> **DIRECTIVE A**
Can you edit the entries from the line containing "bbox=[x0, y0, x1, y1]." through the line containing "from-currency-row: 美元 USD", replacing "location" with "position" and leaving everything else unchanged? Omit the pictures.

> **PASSAGE PROVIDED**
◇ ◇ ◇
Why in the evenings?

 

During the day I am focused on travelling to clients or prospects and generally having a lot of meetings. If I am in the office I am generally dealing with technical issues or support issues that have been escalated beyond my staff.

 

This doesn't really give me time to focus on actual proposals, business planning, administration and also working on custom plug ins for clients. Before you suggest it, I have tried delegating these tasks but it has always ended up a disaster.

 

Pre sales is tricky and I really prefer to do it myself. I do have technically competent people but they aren't good at drawing up proposals and presentations.

 

 

 

I read the first page and found that almost everyone thinks your wife needs to take a chill pill. I have a slightly different angle; my apologies if it's repeating what others may have said later in the thread.

 

Your wife is asking for more intimacy. My first thought is that it's good that she's communicating with you about her needs. Having an affair would be another option but she's not - she's working with you.
◇ ◇ ◇
> **DATA SUPPLIED**
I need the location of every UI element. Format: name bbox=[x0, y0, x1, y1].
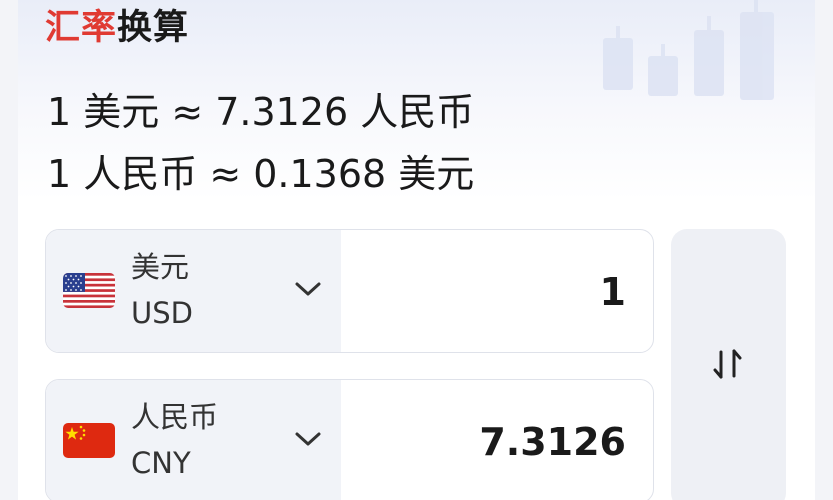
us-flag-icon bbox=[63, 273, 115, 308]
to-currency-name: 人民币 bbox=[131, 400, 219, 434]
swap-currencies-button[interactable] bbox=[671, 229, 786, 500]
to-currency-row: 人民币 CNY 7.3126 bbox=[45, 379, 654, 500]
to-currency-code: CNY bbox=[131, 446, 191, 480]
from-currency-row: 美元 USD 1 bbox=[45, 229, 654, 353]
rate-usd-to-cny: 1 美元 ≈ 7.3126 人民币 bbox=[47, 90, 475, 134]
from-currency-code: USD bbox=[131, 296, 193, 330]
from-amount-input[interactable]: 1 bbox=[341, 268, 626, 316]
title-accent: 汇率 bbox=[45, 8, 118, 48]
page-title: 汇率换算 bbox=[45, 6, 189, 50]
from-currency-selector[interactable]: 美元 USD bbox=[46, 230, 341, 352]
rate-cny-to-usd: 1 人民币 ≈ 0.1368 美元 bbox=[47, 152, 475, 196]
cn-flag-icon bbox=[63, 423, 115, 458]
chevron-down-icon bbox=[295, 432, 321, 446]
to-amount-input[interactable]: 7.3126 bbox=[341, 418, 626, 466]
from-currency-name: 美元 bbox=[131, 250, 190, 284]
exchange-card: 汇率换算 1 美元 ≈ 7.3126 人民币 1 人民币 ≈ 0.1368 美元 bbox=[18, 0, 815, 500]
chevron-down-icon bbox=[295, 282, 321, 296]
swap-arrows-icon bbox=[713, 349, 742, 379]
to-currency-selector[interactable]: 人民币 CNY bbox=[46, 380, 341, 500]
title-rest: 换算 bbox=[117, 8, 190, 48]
◇ ◇ ◇
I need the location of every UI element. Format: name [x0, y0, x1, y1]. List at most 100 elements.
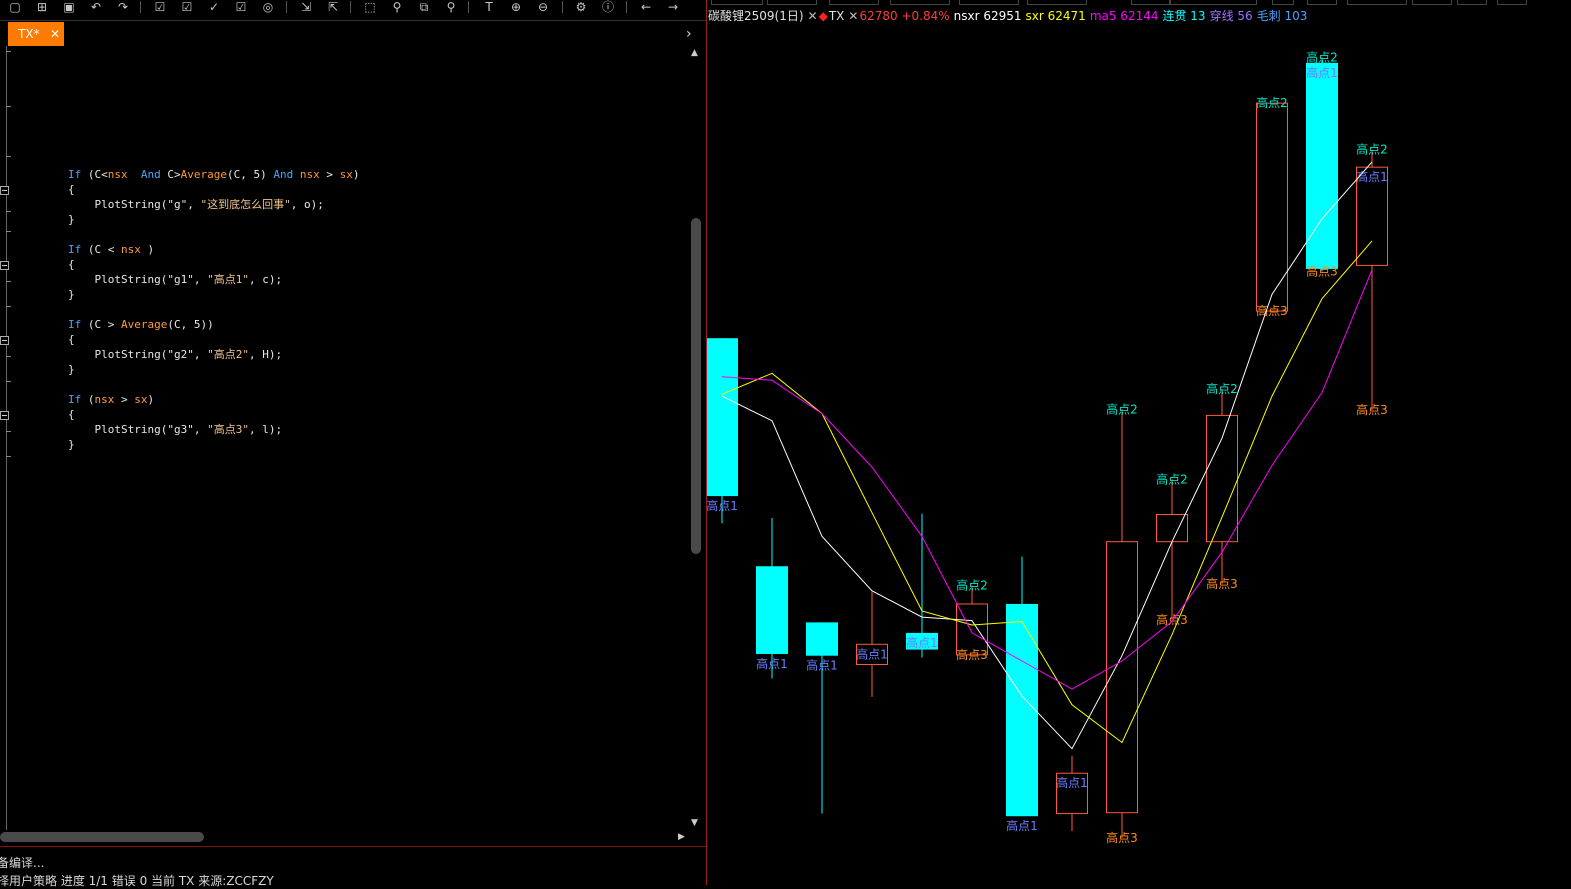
◇ ◇ ◇
> **DIRECTIVE B**
Could you carry on the post about evening work and a wife's wish for more intimacy from the point where it stops?

> **ANSWER A**
I need the position of every UI element. Format: name bbox=[x0, y0, x1, y1].
us-flag-icon bbox=[63, 273, 115, 308]
to-currency-name: 人民币 bbox=[131, 400, 219, 434]
swap-currencies-button[interactable] bbox=[671, 229, 786, 500]
to-currency-row: 人民币 CNY 7.3126 bbox=[45, 379, 654, 500]
to-currency-code: CNY bbox=[131, 446, 191, 480]
from-currency-row: 美元 USD 1 bbox=[45, 229, 654, 353]

> **ANSWER B**
Beyond that, I'm curious about why you are working so much. In particular, I'm concerned about the evening hours in your study. If your wife is unemployed and doing pilates, getting facials, and planning on another baby then it sounds like you have enough money. My suggestion is that when you're home, be home. Hire someone to rid you of the need for those hours at night. She probably feels like you prioritize everything else in life from 6am til 9pm and she's the final afterthought when you're to exhausted for anything but sleep. She doesn't want to be the last chore you have to do before bed.

 

I don't think you're being ungrateful (you sound like a great and responsible guy that many women would appreciate) but I have to wonder if your priorities are just a little out of whack. If you're working for the sake of your family, it does little good to lose your wife due to work.

 

I might suggest differently if it sounded like you were working hard just to make ends meet and put food on the table. But it sounds like you have options. Why not opt to invest some of that comfort money in more support so you can dedicate those post-8pm hours to your wife? A date night does not a marriage make when she feels like your last priority the rest of the week. Imagine her response when you commit to leaving work at work once you're home. What'a the worst that can happen? More sex?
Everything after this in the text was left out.